Copy out lines with the word "screenshot" from the material that follows.
**** Supplied records
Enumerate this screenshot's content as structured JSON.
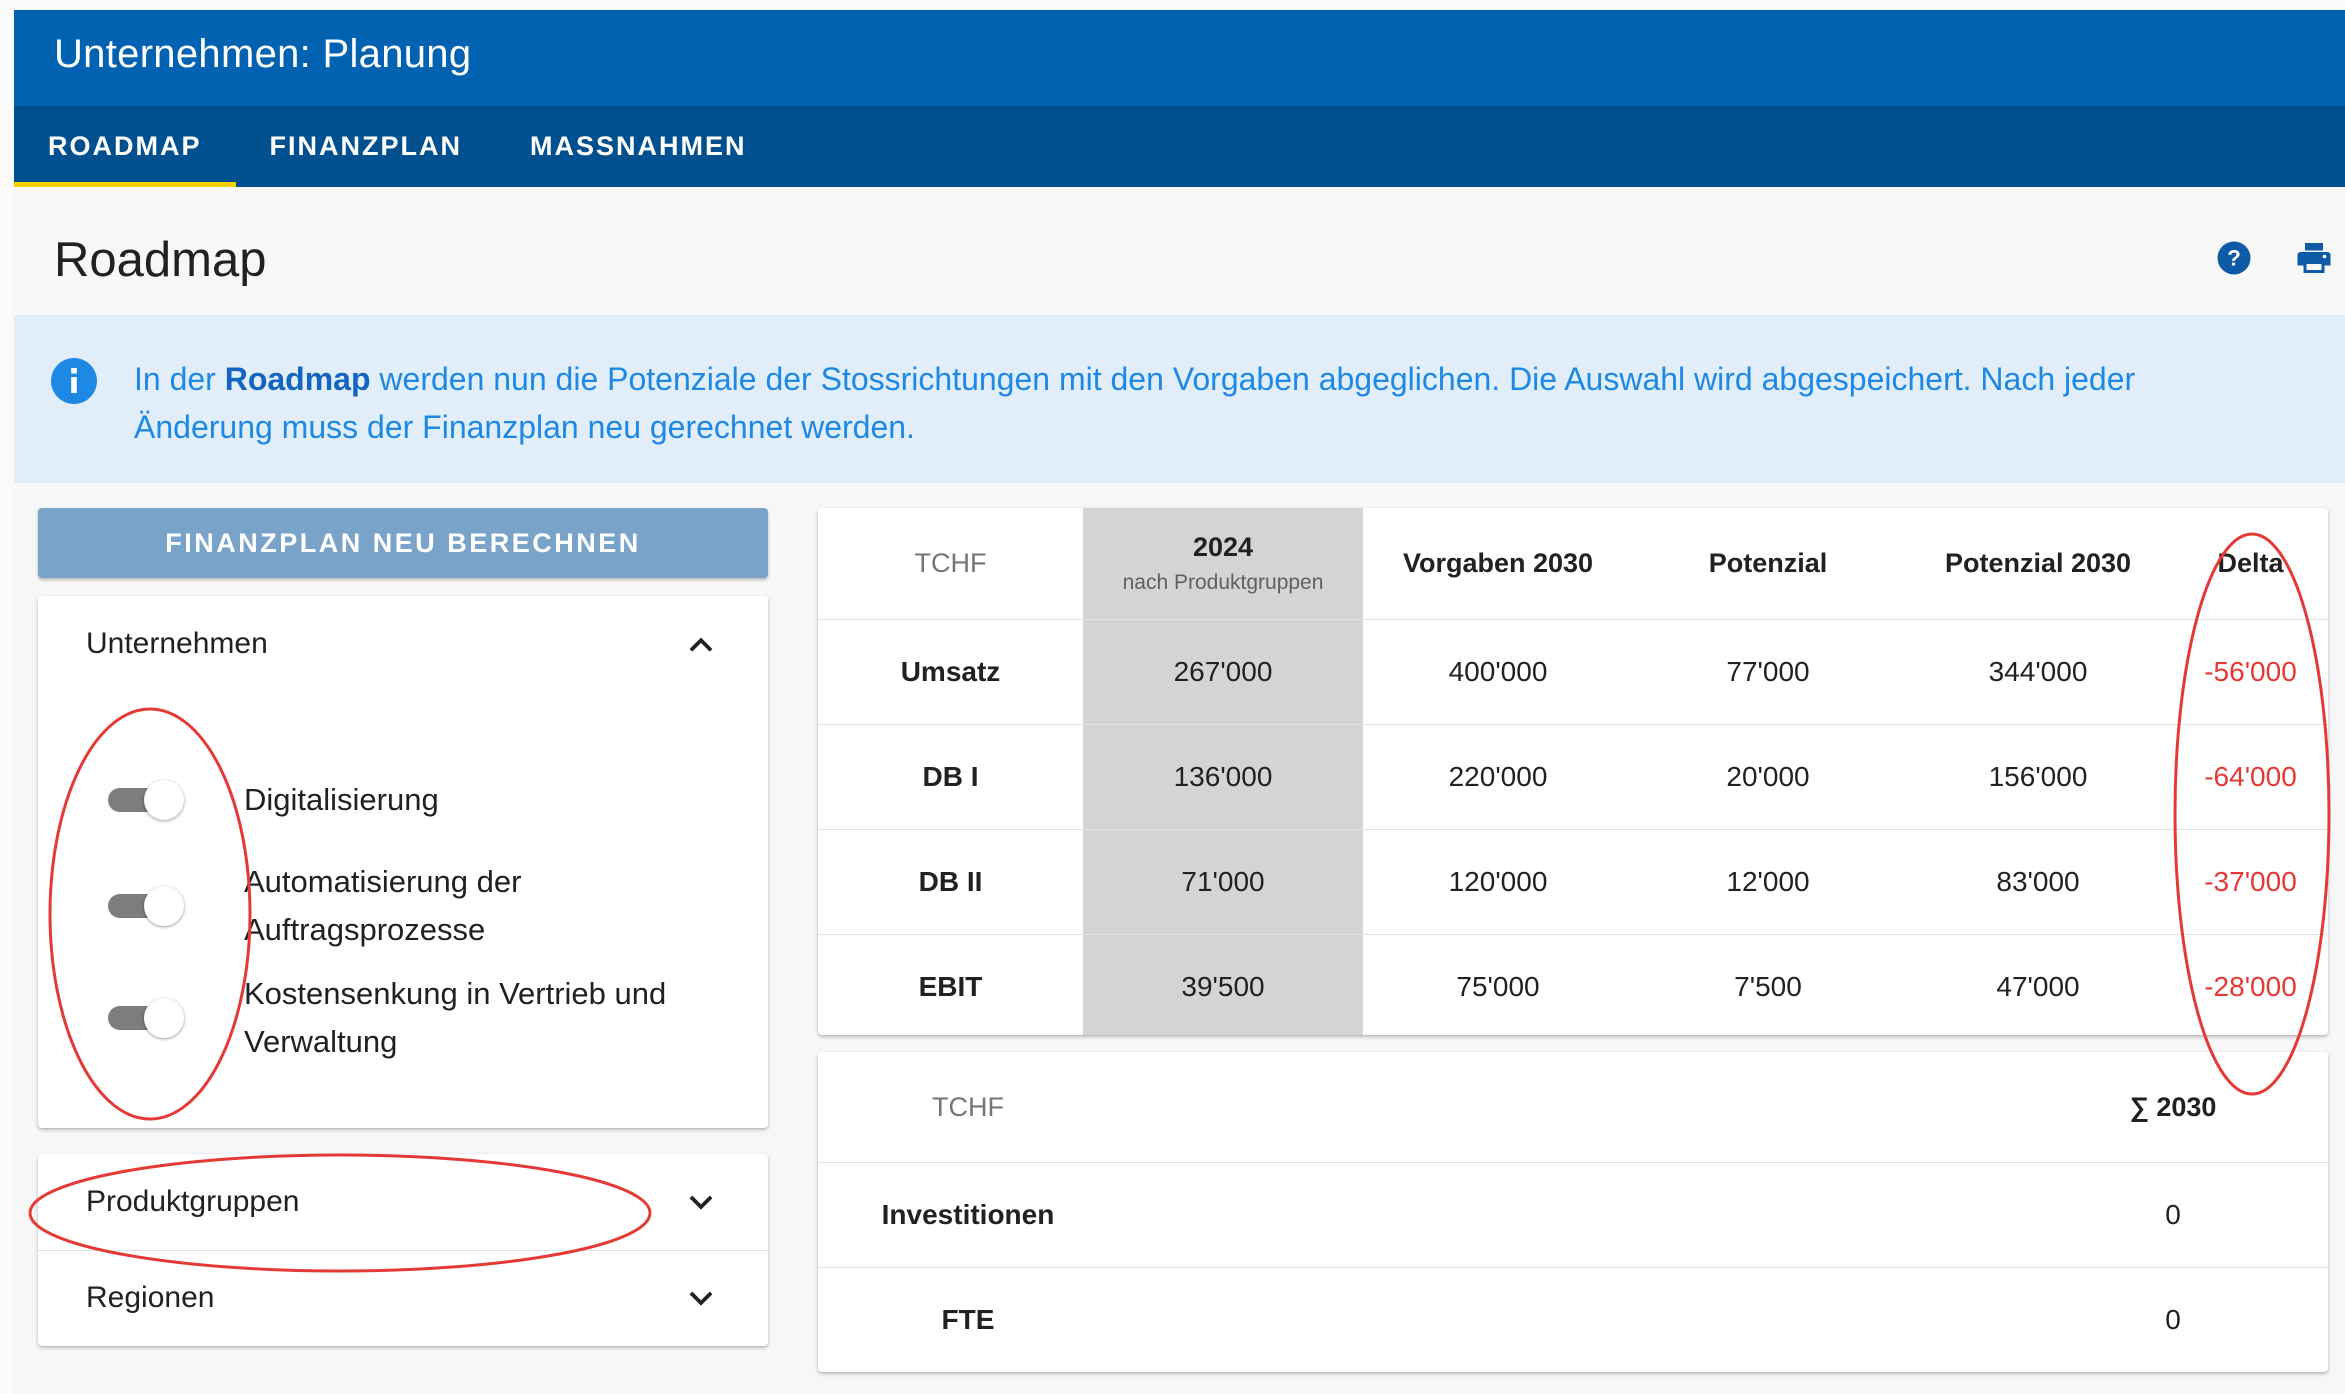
{
  "app": {
    "title": "Unternehmen: Planung"
  },
  "tabs": [
    {
      "label": "ROADMAP",
      "active": true
    },
    {
      "label": "FINANZPLAN",
      "active": false
    },
    {
      "label": "MASSNAHMEN",
      "active": false
    }
  ],
  "page": {
    "title": "Roadmap",
    "help_icon": "help-circle-icon",
    "print_icon": "printer-icon"
  },
  "info": {
    "icon": "info-circle-icon",
    "text_before": "In der ",
    "text_bold": "Roadmap",
    "text_after": " werden nun die Potenziale der Stossrichtungen mit den Vorgaben abgeglichen. Die Auswahl wird abgespeichert. Nach jeder Änderung muss der Finanzplan neu gerechnet werden."
  },
  "sidebar": {
    "recalc_button": "FINANZPLAN NEU BERECHNEN",
    "panels": [
      {
        "label": "Unternehmen",
        "expanded": true,
        "toggles": [
          {
            "label": "Digitalisierung",
            "on": false
          },
          {
            "label": "Automatisierung der Auftragsprozesse",
            "on": false
          },
          {
            "label": "Kostensenkung in Vertrieb und Verwaltung",
            "on": false
          }
        ]
      },
      {
        "label": "Produktgruppen",
        "expanded": false
      },
      {
        "label": "Regionen",
        "expanded": false
      }
    ]
  },
  "kpi_table": {
    "unit": "TCHF",
    "col_2024": "2024",
    "col_2024_sub": "nach Produktgruppen",
    "col_vorgaben": "Vorgaben 2030",
    "col_potenzial": "Potenzial",
    "col_potenzial2030": "Potenzial 2030",
    "col_delta": "Delta",
    "rows": [
      {
        "label": "Umsatz",
        "v2024": "267'000",
        "vorgaben": "400'000",
        "potenzial": "77'000",
        "potenzial2030": "344'000",
        "delta": "-56'000"
      },
      {
        "label": "DB I",
        "v2024": "136'000",
        "vorgaben": "220'000",
        "potenzial": "20'000",
        "potenzial2030": "156'000",
        "delta": "-64'000"
      },
      {
        "label": "DB II",
        "v2024": "71'000",
        "vorgaben": "120'000",
        "potenzial": "12'000",
        "potenzial2030": "83'000",
        "delta": "-37'000"
      },
      {
        "label": "EBIT",
        "v2024": "39'500",
        "vorgaben": "75'000",
        "potenzial": "7'500",
        "potenzial2030": "47'000",
        "delta": "-28'000"
      }
    ]
  },
  "sum_table": {
    "unit": "TCHF",
    "col_sum": "∑ 2030",
    "rows": [
      {
        "label": "Investitionen",
        "value": "0"
      },
      {
        "label": "FTE",
        "value": "0"
      }
    ]
  },
  "colors": {
    "header": "#0062b0",
    "tabbar": "#00508f",
    "tab_indicator": "#f5d000",
    "info_bg": "#e1eefa",
    "info_text": "#1e88e5",
    "button": "#7aa3c9",
    "negative": "#e53935",
    "annotation": "#e53935"
  }
}
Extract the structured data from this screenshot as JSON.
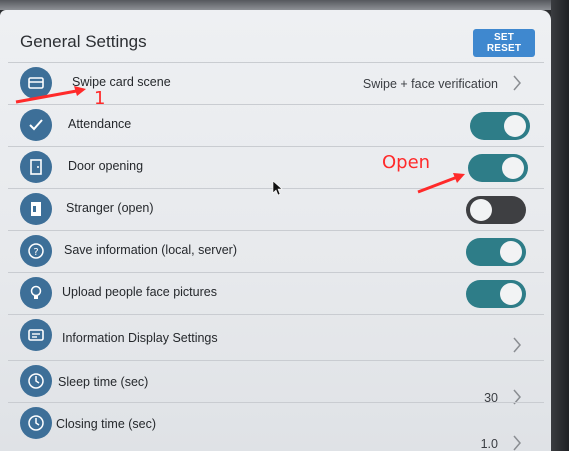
{
  "header": {
    "title": "General Settings",
    "reset_label": "SET RESET"
  },
  "rows": [
    {
      "label": "Swipe card scene",
      "value": "Swipe + face verification",
      "control": "chevron",
      "icon": "card-icon"
    },
    {
      "label": "Attendance",
      "control": "toggle",
      "state": "on",
      "icon": "check-icon"
    },
    {
      "label": "Door opening",
      "control": "toggle",
      "state": "on",
      "icon": "door-icon"
    },
    {
      "label": "Stranger (open)",
      "control": "toggle",
      "state": "off",
      "icon": "stranger-door-icon"
    },
    {
      "label": "Save information (local, server)",
      "control": "toggle",
      "state": "on",
      "icon": "question-icon"
    },
    {
      "label": "Upload people face pictures",
      "control": "toggle",
      "state": "on",
      "icon": "lightbulb-icon"
    },
    {
      "label": "Information Display Settings",
      "control": "chevron",
      "icon": "display-icon"
    },
    {
      "label": "Sleep time (sec)",
      "value": "30",
      "control": "chevron",
      "icon": "clock-icon"
    },
    {
      "label": "Closing time (sec)",
      "value": "1.0",
      "control": "chevron",
      "icon": "clock-icon"
    }
  ],
  "annotations": {
    "marker_1": "1",
    "open_note": "Open"
  },
  "colors": {
    "toggle_on": "#2e7d88",
    "toggle_off": "#3e3f42",
    "accent_button": "#3f88cf",
    "annotation": "#ff2a2a"
  }
}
********
_Final result_
Enumerate this screenshot's content as structured JSON.
Extract the structured data from this screenshot as JSON.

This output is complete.